— BEGIN EXTRACTED DATA —

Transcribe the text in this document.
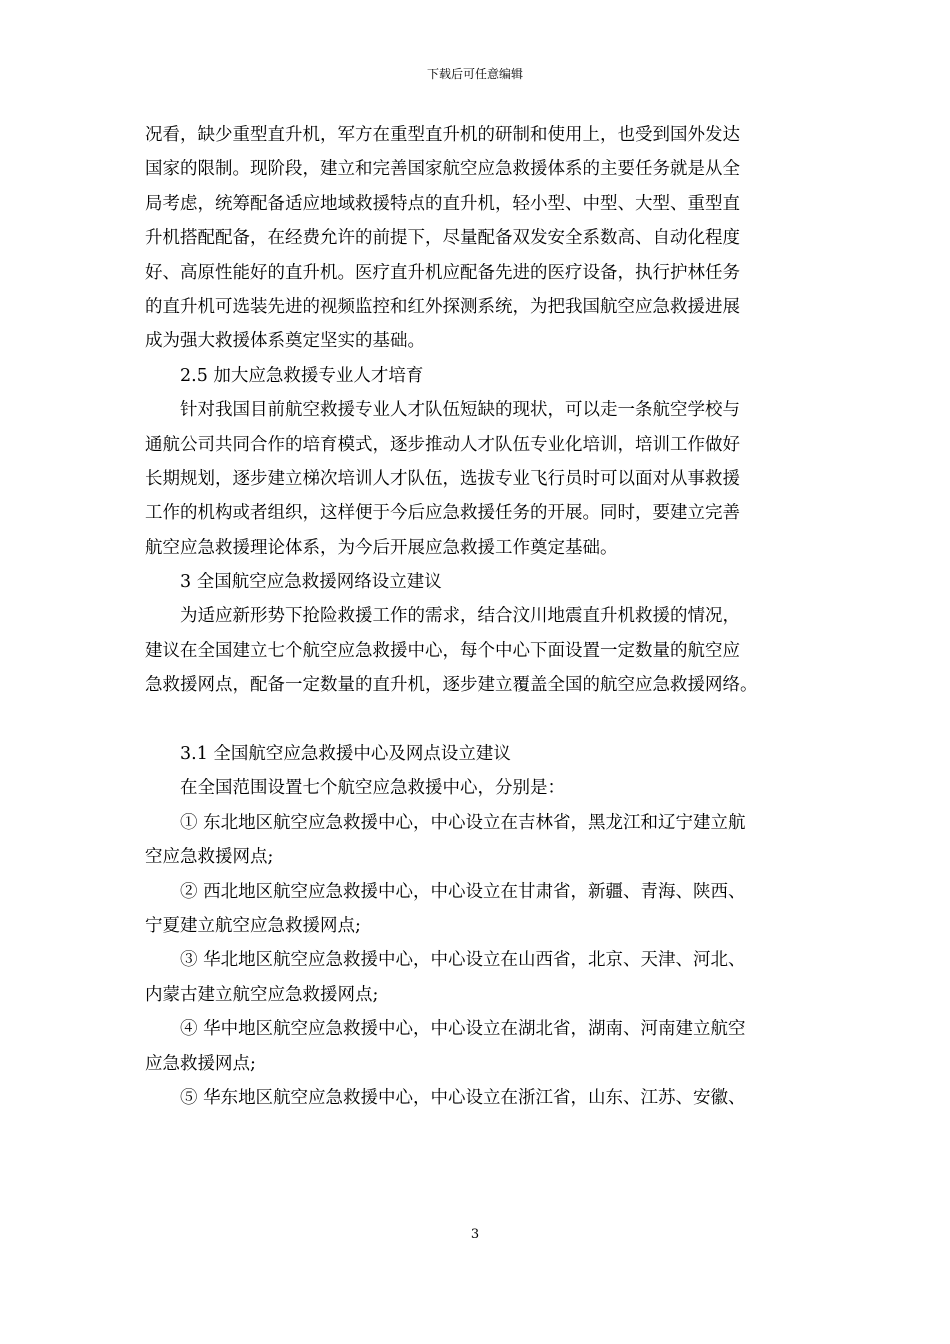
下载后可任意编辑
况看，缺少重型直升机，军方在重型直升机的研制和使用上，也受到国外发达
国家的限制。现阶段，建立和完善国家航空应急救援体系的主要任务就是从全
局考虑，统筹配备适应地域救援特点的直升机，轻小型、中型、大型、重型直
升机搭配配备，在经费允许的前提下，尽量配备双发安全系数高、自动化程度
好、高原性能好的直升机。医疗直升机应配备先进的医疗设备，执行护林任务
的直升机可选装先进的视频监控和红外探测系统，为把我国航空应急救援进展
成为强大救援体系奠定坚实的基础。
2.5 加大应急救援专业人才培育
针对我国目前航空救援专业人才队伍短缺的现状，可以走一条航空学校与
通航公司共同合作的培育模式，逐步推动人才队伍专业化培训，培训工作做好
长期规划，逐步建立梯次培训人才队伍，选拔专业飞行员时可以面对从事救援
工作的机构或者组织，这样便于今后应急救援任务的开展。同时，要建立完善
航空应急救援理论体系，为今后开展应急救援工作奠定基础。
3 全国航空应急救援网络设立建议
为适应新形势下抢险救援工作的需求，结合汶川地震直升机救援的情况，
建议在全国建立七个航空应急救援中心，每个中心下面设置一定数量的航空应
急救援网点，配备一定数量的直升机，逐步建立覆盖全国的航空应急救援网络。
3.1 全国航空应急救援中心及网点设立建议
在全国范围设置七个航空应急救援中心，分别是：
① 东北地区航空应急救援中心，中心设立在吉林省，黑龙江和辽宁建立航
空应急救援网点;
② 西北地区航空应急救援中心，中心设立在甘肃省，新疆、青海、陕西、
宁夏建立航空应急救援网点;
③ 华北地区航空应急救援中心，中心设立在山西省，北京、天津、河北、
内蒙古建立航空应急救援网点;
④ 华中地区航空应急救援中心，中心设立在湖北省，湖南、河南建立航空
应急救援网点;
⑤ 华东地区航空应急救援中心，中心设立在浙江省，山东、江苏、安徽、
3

— END EXTRACTED DATA —
— BEGIN EXTRACTED DATA —

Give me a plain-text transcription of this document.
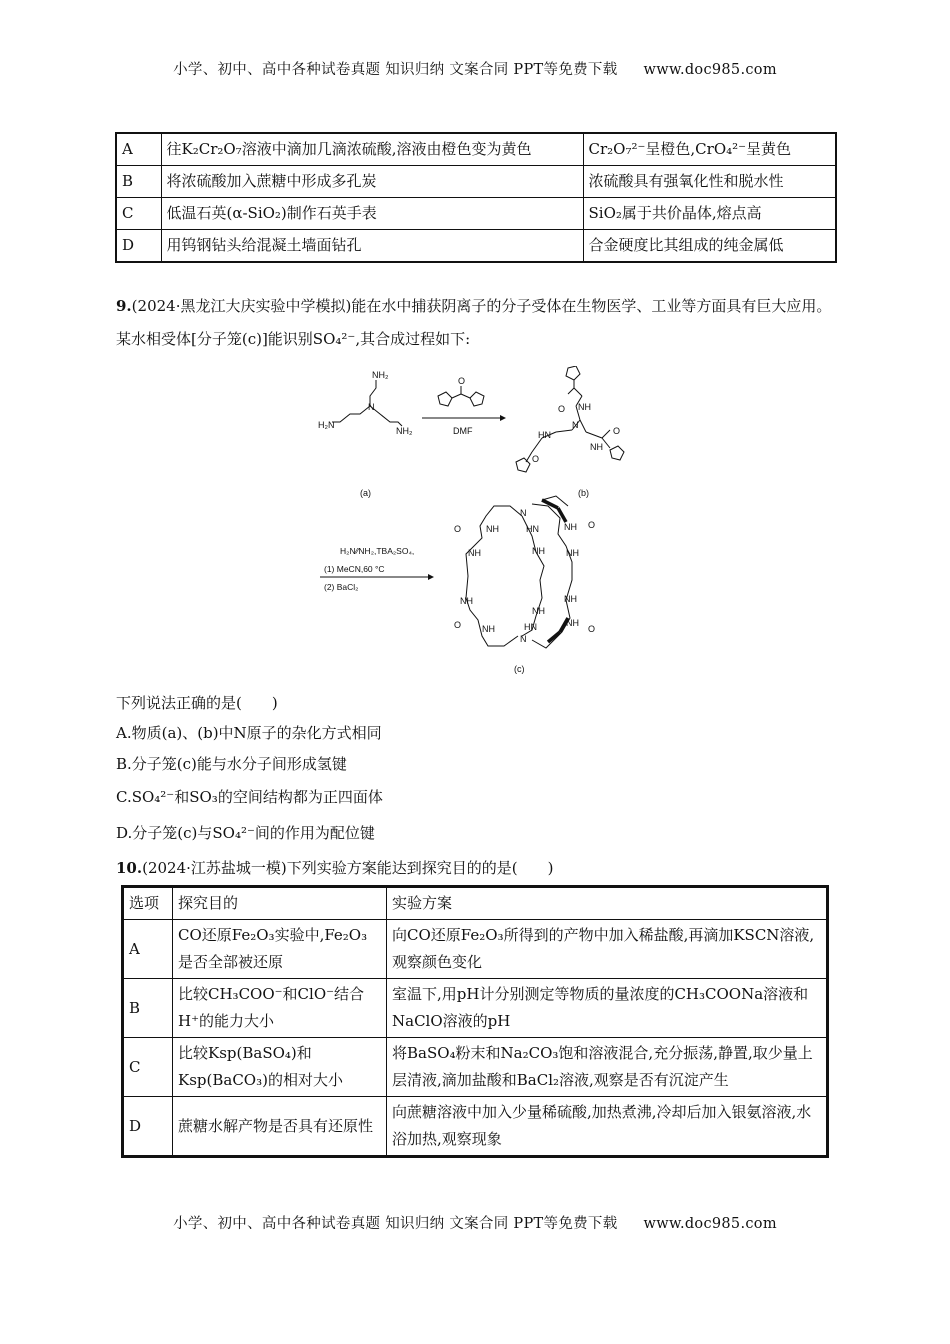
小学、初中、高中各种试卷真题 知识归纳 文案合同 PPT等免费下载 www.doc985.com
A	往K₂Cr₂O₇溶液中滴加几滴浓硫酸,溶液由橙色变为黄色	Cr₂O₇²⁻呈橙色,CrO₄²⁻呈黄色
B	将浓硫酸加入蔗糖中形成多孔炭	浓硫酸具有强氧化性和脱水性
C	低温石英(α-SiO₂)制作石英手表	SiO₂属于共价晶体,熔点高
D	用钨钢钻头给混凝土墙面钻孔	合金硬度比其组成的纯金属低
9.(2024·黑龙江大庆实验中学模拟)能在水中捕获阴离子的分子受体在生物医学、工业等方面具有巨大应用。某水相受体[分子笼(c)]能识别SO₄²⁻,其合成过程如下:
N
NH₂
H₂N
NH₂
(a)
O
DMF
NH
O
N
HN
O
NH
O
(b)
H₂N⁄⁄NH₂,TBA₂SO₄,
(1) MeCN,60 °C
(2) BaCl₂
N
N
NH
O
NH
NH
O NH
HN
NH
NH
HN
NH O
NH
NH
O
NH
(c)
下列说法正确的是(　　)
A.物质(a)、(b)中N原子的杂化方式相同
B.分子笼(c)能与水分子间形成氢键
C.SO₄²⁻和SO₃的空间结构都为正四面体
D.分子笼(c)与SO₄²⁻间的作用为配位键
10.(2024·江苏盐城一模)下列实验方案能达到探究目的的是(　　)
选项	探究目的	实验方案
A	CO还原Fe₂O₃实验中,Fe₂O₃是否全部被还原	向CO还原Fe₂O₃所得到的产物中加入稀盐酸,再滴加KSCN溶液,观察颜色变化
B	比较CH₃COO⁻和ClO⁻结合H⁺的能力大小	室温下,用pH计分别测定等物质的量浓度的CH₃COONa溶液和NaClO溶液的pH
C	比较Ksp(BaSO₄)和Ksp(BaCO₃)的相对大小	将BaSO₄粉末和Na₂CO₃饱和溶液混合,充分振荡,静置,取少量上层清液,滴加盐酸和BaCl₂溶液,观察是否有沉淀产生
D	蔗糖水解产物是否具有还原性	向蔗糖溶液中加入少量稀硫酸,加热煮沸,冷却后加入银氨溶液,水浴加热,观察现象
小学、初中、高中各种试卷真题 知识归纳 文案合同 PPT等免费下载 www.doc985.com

— END EXTRACTED DATA —
— BEGIN EXTRACTED DATA —

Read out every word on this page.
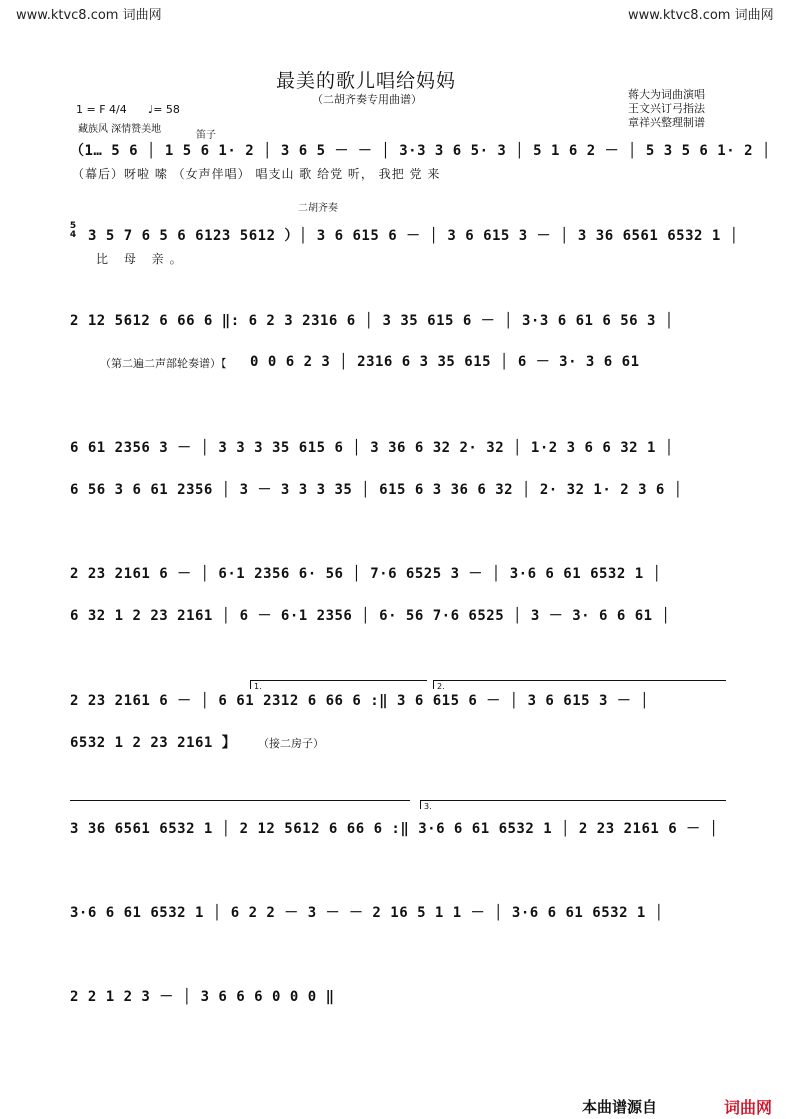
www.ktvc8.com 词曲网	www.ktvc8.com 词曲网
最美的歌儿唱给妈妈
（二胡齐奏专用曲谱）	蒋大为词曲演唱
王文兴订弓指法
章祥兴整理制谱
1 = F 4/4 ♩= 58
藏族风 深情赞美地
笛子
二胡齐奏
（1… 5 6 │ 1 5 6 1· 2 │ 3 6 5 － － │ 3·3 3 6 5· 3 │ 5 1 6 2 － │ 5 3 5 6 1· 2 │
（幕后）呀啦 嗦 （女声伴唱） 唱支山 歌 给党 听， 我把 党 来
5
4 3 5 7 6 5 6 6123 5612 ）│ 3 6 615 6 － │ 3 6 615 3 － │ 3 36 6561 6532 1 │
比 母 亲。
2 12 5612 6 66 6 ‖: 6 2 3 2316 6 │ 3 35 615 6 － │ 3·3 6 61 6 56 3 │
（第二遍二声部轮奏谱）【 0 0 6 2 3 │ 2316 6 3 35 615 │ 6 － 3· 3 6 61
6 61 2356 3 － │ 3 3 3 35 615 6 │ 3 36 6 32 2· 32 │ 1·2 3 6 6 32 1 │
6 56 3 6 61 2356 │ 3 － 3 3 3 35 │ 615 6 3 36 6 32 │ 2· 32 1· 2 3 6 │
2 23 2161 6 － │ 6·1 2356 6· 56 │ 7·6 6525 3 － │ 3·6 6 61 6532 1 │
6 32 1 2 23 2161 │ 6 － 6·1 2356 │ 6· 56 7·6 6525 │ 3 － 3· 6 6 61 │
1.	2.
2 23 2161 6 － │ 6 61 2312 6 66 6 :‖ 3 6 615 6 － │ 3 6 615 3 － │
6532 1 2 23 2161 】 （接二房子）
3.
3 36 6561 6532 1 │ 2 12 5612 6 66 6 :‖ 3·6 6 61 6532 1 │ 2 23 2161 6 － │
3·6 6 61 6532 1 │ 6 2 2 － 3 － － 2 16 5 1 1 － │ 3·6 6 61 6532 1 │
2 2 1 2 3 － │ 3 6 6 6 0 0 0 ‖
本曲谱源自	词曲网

— END EXTRACTED DATA —

» **EXERCISE GOAL**
Tally up the lines of the listing containing the word "text". Give only the total.

» **RESPONSE**
2